Directive = Every record here needs to be written out again exactly.

------------------------------------------------------------

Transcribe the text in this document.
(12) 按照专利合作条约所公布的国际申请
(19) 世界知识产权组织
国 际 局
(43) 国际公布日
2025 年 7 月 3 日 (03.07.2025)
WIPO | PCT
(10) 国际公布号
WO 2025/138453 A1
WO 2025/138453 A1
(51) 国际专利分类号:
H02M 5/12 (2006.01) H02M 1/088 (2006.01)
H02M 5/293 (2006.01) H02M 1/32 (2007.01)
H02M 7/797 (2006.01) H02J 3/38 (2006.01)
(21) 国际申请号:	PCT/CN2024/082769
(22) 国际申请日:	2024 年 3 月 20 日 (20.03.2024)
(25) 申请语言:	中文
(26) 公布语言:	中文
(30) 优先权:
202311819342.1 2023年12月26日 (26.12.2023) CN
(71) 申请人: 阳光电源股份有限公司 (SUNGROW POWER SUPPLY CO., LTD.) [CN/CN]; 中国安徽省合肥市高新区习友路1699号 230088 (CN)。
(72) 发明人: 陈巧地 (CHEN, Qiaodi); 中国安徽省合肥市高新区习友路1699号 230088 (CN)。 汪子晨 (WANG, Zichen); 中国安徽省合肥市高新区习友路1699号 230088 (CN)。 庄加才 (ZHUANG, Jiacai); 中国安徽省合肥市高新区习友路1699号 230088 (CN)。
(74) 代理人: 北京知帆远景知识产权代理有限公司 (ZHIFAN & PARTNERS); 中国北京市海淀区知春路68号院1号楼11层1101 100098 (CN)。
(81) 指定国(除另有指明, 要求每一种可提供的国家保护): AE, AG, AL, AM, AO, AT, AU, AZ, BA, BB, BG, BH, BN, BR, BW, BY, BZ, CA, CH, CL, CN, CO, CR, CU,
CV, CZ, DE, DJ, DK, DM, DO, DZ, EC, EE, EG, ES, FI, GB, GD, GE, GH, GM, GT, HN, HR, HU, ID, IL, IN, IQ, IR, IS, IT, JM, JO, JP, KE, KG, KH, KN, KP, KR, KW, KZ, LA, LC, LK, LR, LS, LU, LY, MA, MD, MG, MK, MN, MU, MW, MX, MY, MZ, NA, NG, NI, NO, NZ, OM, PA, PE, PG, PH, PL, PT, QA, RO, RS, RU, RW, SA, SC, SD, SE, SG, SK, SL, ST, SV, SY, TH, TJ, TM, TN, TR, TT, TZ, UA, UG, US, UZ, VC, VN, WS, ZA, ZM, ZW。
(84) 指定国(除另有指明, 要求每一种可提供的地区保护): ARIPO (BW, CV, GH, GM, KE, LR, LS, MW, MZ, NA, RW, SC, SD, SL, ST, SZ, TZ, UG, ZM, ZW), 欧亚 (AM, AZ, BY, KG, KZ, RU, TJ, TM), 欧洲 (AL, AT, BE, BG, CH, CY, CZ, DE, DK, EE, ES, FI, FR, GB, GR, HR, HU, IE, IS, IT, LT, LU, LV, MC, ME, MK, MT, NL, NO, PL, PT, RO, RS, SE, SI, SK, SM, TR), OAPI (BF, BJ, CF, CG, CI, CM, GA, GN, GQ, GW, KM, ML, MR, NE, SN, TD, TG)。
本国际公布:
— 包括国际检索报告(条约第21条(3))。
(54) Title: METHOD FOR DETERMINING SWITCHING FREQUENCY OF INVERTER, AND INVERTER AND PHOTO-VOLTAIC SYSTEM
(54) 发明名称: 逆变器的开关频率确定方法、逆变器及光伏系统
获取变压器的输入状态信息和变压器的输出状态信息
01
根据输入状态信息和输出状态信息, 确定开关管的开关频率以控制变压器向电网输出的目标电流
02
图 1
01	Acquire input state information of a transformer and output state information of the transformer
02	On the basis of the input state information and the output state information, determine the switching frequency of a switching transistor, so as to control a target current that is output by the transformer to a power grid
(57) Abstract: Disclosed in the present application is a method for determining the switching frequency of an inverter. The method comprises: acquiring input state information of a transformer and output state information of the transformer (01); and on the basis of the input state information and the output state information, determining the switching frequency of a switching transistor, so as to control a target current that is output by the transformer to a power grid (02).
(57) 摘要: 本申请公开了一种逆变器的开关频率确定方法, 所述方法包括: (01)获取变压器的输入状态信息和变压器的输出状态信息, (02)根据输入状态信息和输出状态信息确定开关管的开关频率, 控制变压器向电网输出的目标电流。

------------------------------------------------------------

Written reply =
Transcribe the text in this document.
(12) 按照专利合作条约所公布的国际申请
(19) 世界知识产权组织
国 际 局
(43) 国际公布日
2025 年 7 月 3 日 (03.07.2025)
WIPO | PCT
(10) 国际公布号
WO 2025/138453 A1
WO 2025/138453 A1
(51) 国际专利分类号:
H02M 5/12 (2006.01) H02M 1/088 (2006.01)
H02M 5/293 (2006.01) H02M 1/32 (2007.01)
H02M 7/797 (2006.01) H02J 3/38 (2006.01)
(21) 国际申请号:	PCT/CN2024/082769
(22) 国际申请日:	2024 年 3 月 20 日 (20.03.2024)
(25) 申请语言:	中文
(26) 公布语言:	中文
(30) 优先权:
202311819342.1 2023年12月26日 (26.12.2023) CN
(71) 申请人: 阳光电源股份有限公司 (SUNGROW POWER SUPPLY CO., LTD.) [CN/CN]; 中国安徽省合肥市高新区习友路1699号 230088 (CN)。
(72) 发明人: 陈巧地 (CHEN, Qiaodi); 中国安徽省合肥市高新区习友路1699号 230088 (CN)。 汪子晨 (WANG, Zichen); 中国安徽省合肥市高新区习友路1699号 230088 (CN)。 庄加才 (ZHUANG, Jiacai); 中国安徽省合肥市高新区习友路1699号 230088 (CN)。
(74) 代理人: 北京知帆远景知识产权代理有限公司 (ZHIFAN & PARTNERS); 中国北京市海淀区知春路68号院1号楼11层1101 100098 (CN)。
(81) 指定国(除另有指明, 要求每一种可提供的国家保护): AE, AG, AL, AM, AO, AT, AU, AZ, BA, BB, BG, BH, BN, BR, BW, BY, BZ, CA, CH, CL, CN, CO, CR, CU,
CV, CZ, DE, DJ, DK, DM, DO, DZ, EC, EE, EG, ES, FI, GB, GD, GE, GH, GM, GT, HN, HR, HU, ID, IL, IN, IQ, IR, IS, IT, JM, JO, JP, KE, KG, KH, KN, KP, KR, KW, KZ, LA, LC, LK, LR, LS, LU, LY, MA, MD, MG, MK, MN, MU, MW, MX, MY, MZ, NA, NG, NI, NO, NZ, OM, PA, PE, PG, PH, PL, PT, QA, RO, RS, RU, RW, SA, SC, SD, SE, SG, SK, SL, ST, SV, SY, TH, TJ, TM, TN, TR, TT, TZ, UA, UG, US, UZ, VC, VN, WS, ZA, ZM, ZW。
(84) 指定国(除另有指明, 要求每一种可提供的地区保护): ARIPO (BW, CV, GH, GM, KE, LR, LS, MW, MZ, NA, RW, SC, SD, SL, ST, SZ, TZ, UG, ZM, ZW), 欧亚 (AM, AZ, BY, KG, KZ, RU, TJ, TM), 欧洲 (AL, AT, BE, BG, CH, CY, CZ, DE, DK, EE, ES, FI, FR, GB, GR, HR, HU, IE, IS, IT, LT, LU, LV, MC, ME, MK, MT, NL, NO, PL, PT, RO, RS, SE, SI, SK, SM, TR), OAPI (BF, BJ, CF, CG, CI, CM, GA, GN, GQ, GW, KM, ML, MR, NE, SN, TD, TG)。
本国际公布:
— 包括国际检索报告(条约第21条(3))。
(54) Title: METHOD FOR DETERMINING SWITCHING FREQUENCY OF INVERTER, AND INVERTER AND PHOTO-VOLTAIC SYSTEM
(54) 发明名称: 逆变器的开关频率确定方法、逆变器及光伏系统
获取变压器的输入状态信息和变压器的输出状态信息
01
根据输入状态信息和输出状态信息, 确定开关管的开关频率以控制变压器向电网输出的目标电流
02
图 1
01	Acquire input state information of a transformer and output state information of the transformer
02	On the basis of the input state information and the output state information, determine the switching frequency of a switching transistor, so as to control a target current that is output by the transformer to a power grid
(57) Abstract: Disclosed in the present application is a method for determining the switching frequency of an inverter. The method comprises: acquiring input state information of a transformer and output state information of the transformer (01); and on the basis of the input state information and the output state information, determining the switching frequency of a switching transistor, so as to control a target current that is output by the transformer to a power grid (02).
(57) 摘要: 本申请公开了一种逆变器的开关频率确定方法, 所述方法包括: (01)获取变压器的输入状态信息和变压器的输出状态信息, (02)根据输入状态信息和输出状态信息确定开关管的开关频率, 控制变压器向电网输出的目标电流。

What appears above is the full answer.